What is asked: Report how many lines hold the string "Output". Give the number and nothing else.

----- Input material

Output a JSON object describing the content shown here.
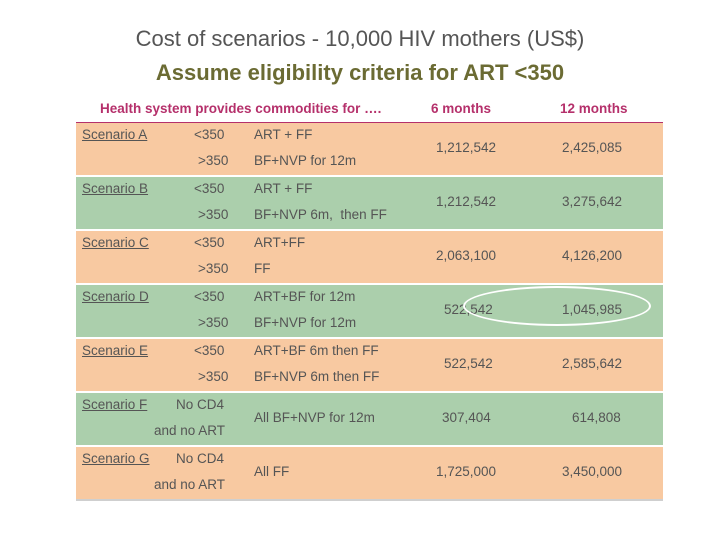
{
  "title": "Cost of scenarios - 10,000 HIV mothers (US$)",
  "subtitle": "Assume eligibility criteria for ART <350",
  "table": {
    "headers": {
      "provides": "Health system provides commodities for ….",
      "six": "6 months",
      "twelve": "12 months"
    },
    "rows": [
      {
        "name": "Scenario A",
        "cd4_top": "<350",
        "cd4_bottom": ">350",
        "reg_top": "ART + FF",
        "reg_bottom": "BF+NVP for 12m",
        "six": "1,212,542",
        "twelve": "2,425,085"
      },
      {
        "name": "Scenario B",
        "cd4_top": "<350",
        "cd4_bottom": ">350",
        "reg_top": "ART + FF",
        "reg_bottom": "BF+NVP 6m,  then FF",
        "six": "1,212,542",
        "twelve": "3,275,642"
      },
      {
        "name": "Scenario C",
        "cd4_top": "<350",
        "cd4_bottom": ">350",
        "reg_top": "ART+FF",
        "reg_bottom": "FF",
        "six": "2,063,100",
        "twelve": "4,126,200"
      },
      {
        "name": "Scenario D",
        "cd4_top": "<350",
        "cd4_bottom": ">350",
        "reg_top": "ART+BF for 12m",
        "reg_bottom": "BF+NVP for 12m",
        "six": "522,542",
        "twelve": "1,045,985"
      },
      {
        "name": "Scenario E",
        "cd4_top": "<350",
        "cd4_bottom": ">350",
        "reg_top": "ART+BF 6m then FF",
        "reg_bottom": "BF+NVP 6m then FF",
        "six": "522,542",
        "twelve": "2,585,642"
      },
      {
        "name": "Scenario F",
        "cd4_top": "No CD4",
        "cd4_bottom": "and no ART",
        "reg_single": "All BF+NVP for 12m",
        "six": "307,404",
        "twelve": "614,808"
      },
      {
        "name": "Scenario G",
        "cd4_top": "No CD4",
        "cd4_bottom": "and no ART",
        "reg_single": "All FF",
        "six": "1,725,000",
        "twelve": "3,450,000"
      }
    ]
  }
}
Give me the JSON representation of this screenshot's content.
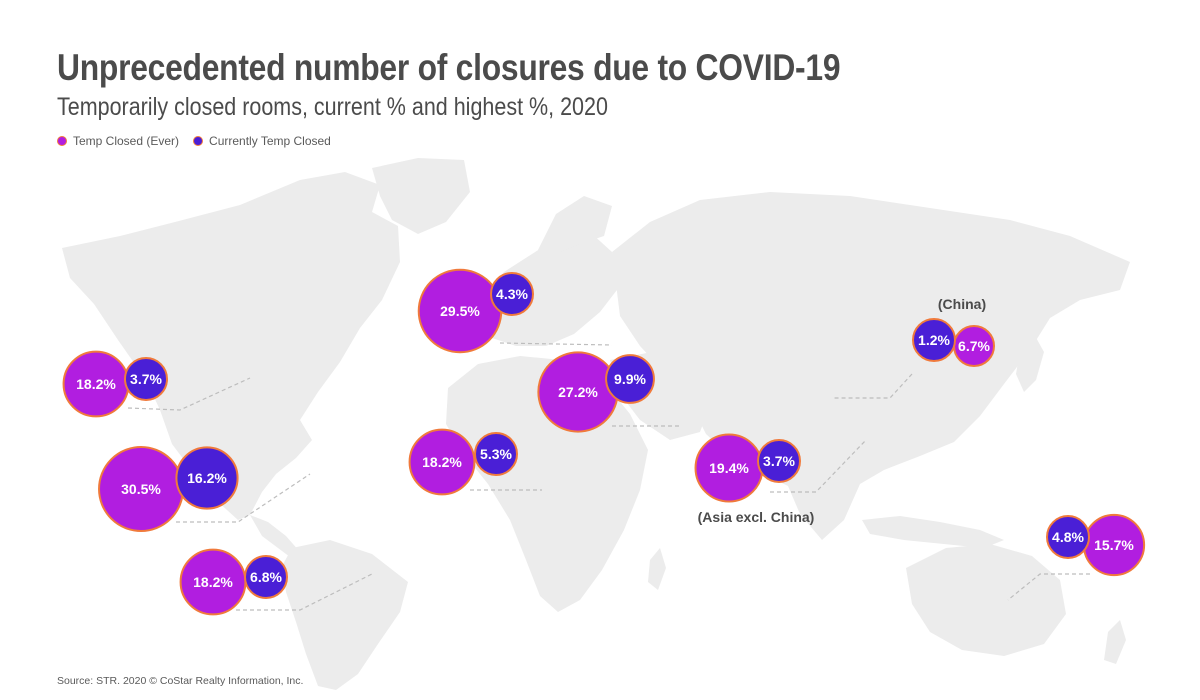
{
  "header": {
    "title": "Unprecedented number of closures due to COVID-19",
    "subtitle": "Temporarily closed rooms, current % and highest %, 2020"
  },
  "legend": {
    "items": [
      {
        "label": "Temp Closed (Ever)",
        "color": "#b11ee0"
      },
      {
        "label": "Currently Temp Closed",
        "color": "#4a1fd6"
      }
    ]
  },
  "colors": {
    "ever": "#b11ee0",
    "current": "#4a1fd6",
    "outline": "#f07a3c",
    "land": "#ececec"
  },
  "chart_data": {
    "type": "bubble-map",
    "title": "Unprecedented number of closures due to COVID-19",
    "subtitle": "Temporarily closed rooms, current % and highest %, 2020",
    "series_names": [
      "Temp Closed (Ever)",
      "Currently Temp Closed"
    ],
    "regions": [
      {
        "label": "",
        "ever": "18.2%",
        "current": "3.7%",
        "ever_value": 18.2,
        "current_value": 3.7
      },
      {
        "label": "",
        "ever": "30.5%",
        "current": "16.2%",
        "ever_value": 30.5,
        "current_value": 16.2
      },
      {
        "label": "",
        "ever": "18.2%",
        "current": "6.8%",
        "ever_value": 18.2,
        "current_value": 6.8
      },
      {
        "label": "",
        "ever": "29.5%",
        "current": "4.3%",
        "ever_value": 29.5,
        "current_value": 4.3
      },
      {
        "label": "",
        "ever": "27.2%",
        "current": "9.9%",
        "ever_value": 27.2,
        "current_value": 9.9
      },
      {
        "label": "",
        "ever": "18.2%",
        "current": "5.3%",
        "ever_value": 18.2,
        "current_value": 5.3
      },
      {
        "label": "(Asia excl. China)",
        "ever": "19.4%",
        "current": "3.7%",
        "ever_value": 19.4,
        "current_value": 3.7
      },
      {
        "label": "(China)",
        "ever": "6.7%",
        "current": "1.2%",
        "ever_value": 6.7,
        "current_value": 1.2
      },
      {
        "label": "",
        "ever": "15.7%",
        "current": "4.8%",
        "ever_value": 15.7,
        "current_value": 4.8
      }
    ]
  },
  "footer": {
    "source": "Source: STR. 2020 © CoStar Realty Information, Inc."
  }
}
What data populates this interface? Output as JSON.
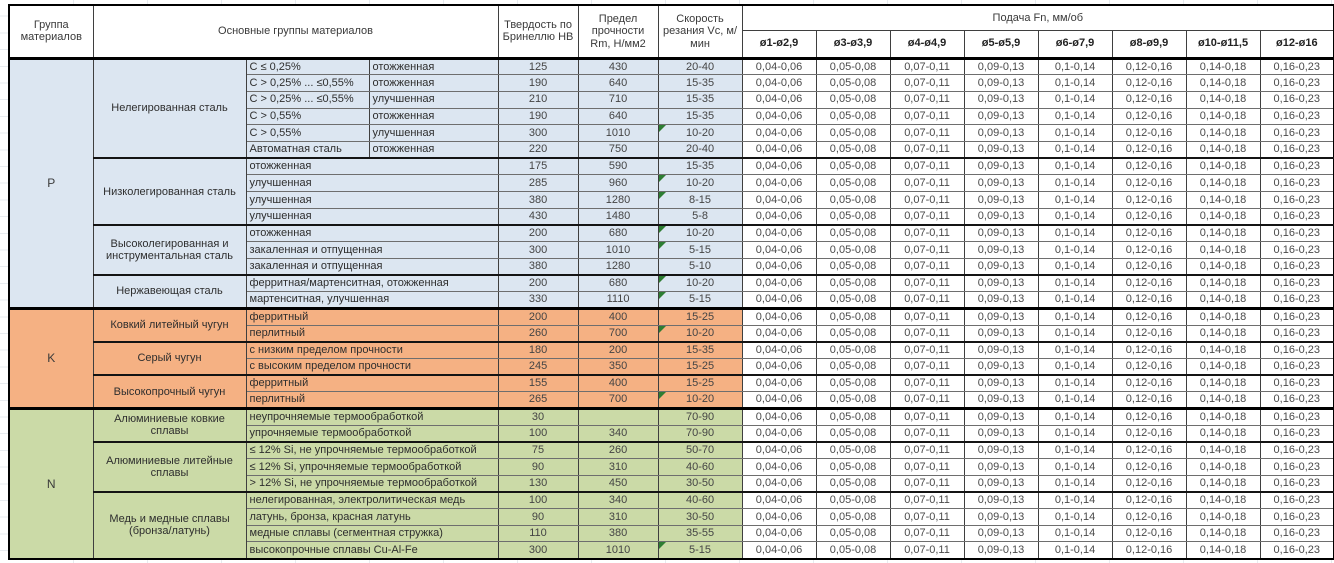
{
  "header": {
    "col_group": "Группа материалов",
    "col_main_groups": "Основные группы материалов",
    "col_hardness": "Твердость по Бринеллю HB",
    "col_strength": "Предел прочности Rm, Н/мм2",
    "col_speed": "Скорость резания Vc, м/мин",
    "feed_title": "Подача Fn, мм/об",
    "feed_columns": [
      "ø1-ø2,9",
      "ø3-ø3,9",
      "ø4-ø4,9",
      "ø5-ø5,9",
      "ø6-ø7,9",
      "ø8-ø9,9",
      "ø10-ø11,5",
      "ø12-ø16"
    ]
  },
  "feed_values": [
    "0,04-0,06",
    "0,05-0,08",
    "0,07-0,11",
    "0,09-0,13",
    "0,1-0,14",
    "0,12-0,16",
    "0,14-0,18",
    "0,16-0,23"
  ],
  "colors": {
    "group_p": "#dce6f1",
    "group_k": "#f5b183",
    "group_n": "#cbdaa7",
    "comment_marker": "#2e7d32"
  },
  "groups": [
    {
      "code": "P",
      "color_key": "group_p",
      "subgroups": [
        {
          "name": "Нелегированная сталь",
          "rows": [
            {
              "detail": "C ≤ 0,25%",
              "state": "отожженная",
              "hb": "125",
              "rm": "430",
              "vc": "20-40",
              "marker": false
            },
            {
              "detail": "C > 0,25% ... ≤0,55%",
              "state": "отожженная",
              "hb": "190",
              "rm": "640",
              "vc": "15-35",
              "marker": false
            },
            {
              "detail": "C > 0,25% ... ≤0,55%",
              "state": "улучшенная",
              "hb": "210",
              "rm": "710",
              "vc": "15-35",
              "marker": false
            },
            {
              "detail": "C > 0,55%",
              "state": "отожженная",
              "hb": "190",
              "rm": "640",
              "vc": "15-35",
              "marker": false
            },
            {
              "detail": "C > 0,55%",
              "state": "улучшенная",
              "hb": "300",
              "rm": "1010",
              "vc": "10-20",
              "marker": true
            },
            {
              "detail": "Автоматная сталь",
              "state": "отожженная",
              "hb": "220",
              "rm": "750",
              "vc": "20-40",
              "marker": false
            }
          ]
        },
        {
          "name": "Низколегированная сталь",
          "rows": [
            {
              "detail": "отожженная",
              "hb": "175",
              "rm": "590",
              "vc": "15-35",
              "marker": false
            },
            {
              "detail": "улучшенная",
              "hb": "285",
              "rm": "960",
              "vc": "10-20",
              "marker": true
            },
            {
              "detail": "улучшенная",
              "hb": "380",
              "rm": "1280",
              "vc": "8-15",
              "marker": true
            },
            {
              "detail": "улучшенная",
              "hb": "430",
              "rm": "1480",
              "vc": "5-8",
              "marker": false
            }
          ]
        },
        {
          "name": "Высоколегированная и инструментальная сталь",
          "rows": [
            {
              "detail": "отожженная",
              "hb": "200",
              "rm": "680",
              "vc": "10-20",
              "marker": true
            },
            {
              "detail": "закаленная и отпущенная",
              "hb": "300",
              "rm": "1010",
              "vc": "5-15",
              "marker": true
            },
            {
              "detail": "закаленная и отпущенная",
              "hb": "380",
              "rm": "1280",
              "vc": "5-10",
              "marker": false
            }
          ]
        },
        {
          "name": "Нержавеющая сталь",
          "rows": [
            {
              "detail": "ферритная/мартенситная, отожженная",
              "hb": "200",
              "rm": "680",
              "vc": "10-20",
              "marker": true
            },
            {
              "detail": "мартенситная, улучшенная",
              "hb": "330",
              "rm": "1110",
              "vc": "5-15",
              "marker": true
            }
          ]
        }
      ]
    },
    {
      "code": "K",
      "color_key": "group_k",
      "subgroups": [
        {
          "name": "Ковкий литейный чугун",
          "rows": [
            {
              "detail": "ферритный",
              "hb": "200",
              "rm": "400",
              "vc": "15-25",
              "marker": false
            },
            {
              "detail": "перлитный",
              "hb": "260",
              "rm": "700",
              "vc": "10-20",
              "marker": true
            }
          ]
        },
        {
          "name": "Серый чугун",
          "rows": [
            {
              "detail": "с низким пределом прочности",
              "hb": "180",
              "rm": "200",
              "vc": "15-35",
              "marker": false
            },
            {
              "detail": "с высоким пределом прочности",
              "hb": "245",
              "rm": "350",
              "vc": "15-25",
              "marker": false
            }
          ]
        },
        {
          "name": "Высокопрочный чугун",
          "rows": [
            {
              "detail": "ферритный",
              "hb": "155",
              "rm": "400",
              "vc": "15-25",
              "marker": false
            },
            {
              "detail": "перлитный",
              "hb": "265",
              "rm": "700",
              "vc": "10-20",
              "marker": true
            }
          ]
        }
      ]
    },
    {
      "code": "N",
      "color_key": "group_n",
      "subgroups": [
        {
          "name": "Алюминиевые ковкие сплавы",
          "rows": [
            {
              "detail": "неупрочняемые термообработкой",
              "hb": "30",
              "rm": "",
              "vc": "70-90",
              "marker": false
            },
            {
              "detail": "упрочняемые термообработкой",
              "hb": "100",
              "rm": "340",
              "vc": "70-90",
              "marker": false
            }
          ]
        },
        {
          "name": "Алюминиевые литейные сплавы",
          "rows": [
            {
              "detail": "≤ 12% Si, не упрочняемые термообработкой",
              "hb": "75",
              "rm": "260",
              "vc": "50-70",
              "marker": false
            },
            {
              "detail": "≤ 12% Si, упрочняемые термообработкой",
              "hb": "90",
              "rm": "310",
              "vc": "40-60",
              "marker": false
            },
            {
              "detail": "> 12% Si, не упрочняемые термообработкой",
              "hb": "130",
              "rm": "450",
              "vc": "30-50",
              "marker": false
            }
          ]
        },
        {
          "name": "Медь и медные сплавы (бронза/латунь)",
          "rows": [
            {
              "detail": "нелегированная, электролитическая медь",
              "hb": "100",
              "rm": "340",
              "vc": "40-60",
              "marker": false
            },
            {
              "detail": "латунь, бронза, красная латунь",
              "hb": "90",
              "rm": "310",
              "vc": "30-50",
              "marker": false
            },
            {
              "detail": "медные сплавы (сегментная стружка)",
              "hb": "110",
              "rm": "380",
              "vc": "35-55",
              "marker": false
            },
            {
              "detail": "высокопрочные сплавы Cu-Al-Fe",
              "hb": "300",
              "rm": "1010",
              "vc": "5-15",
              "marker": true
            }
          ]
        }
      ]
    }
  ]
}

----------

Solution to the problem: 2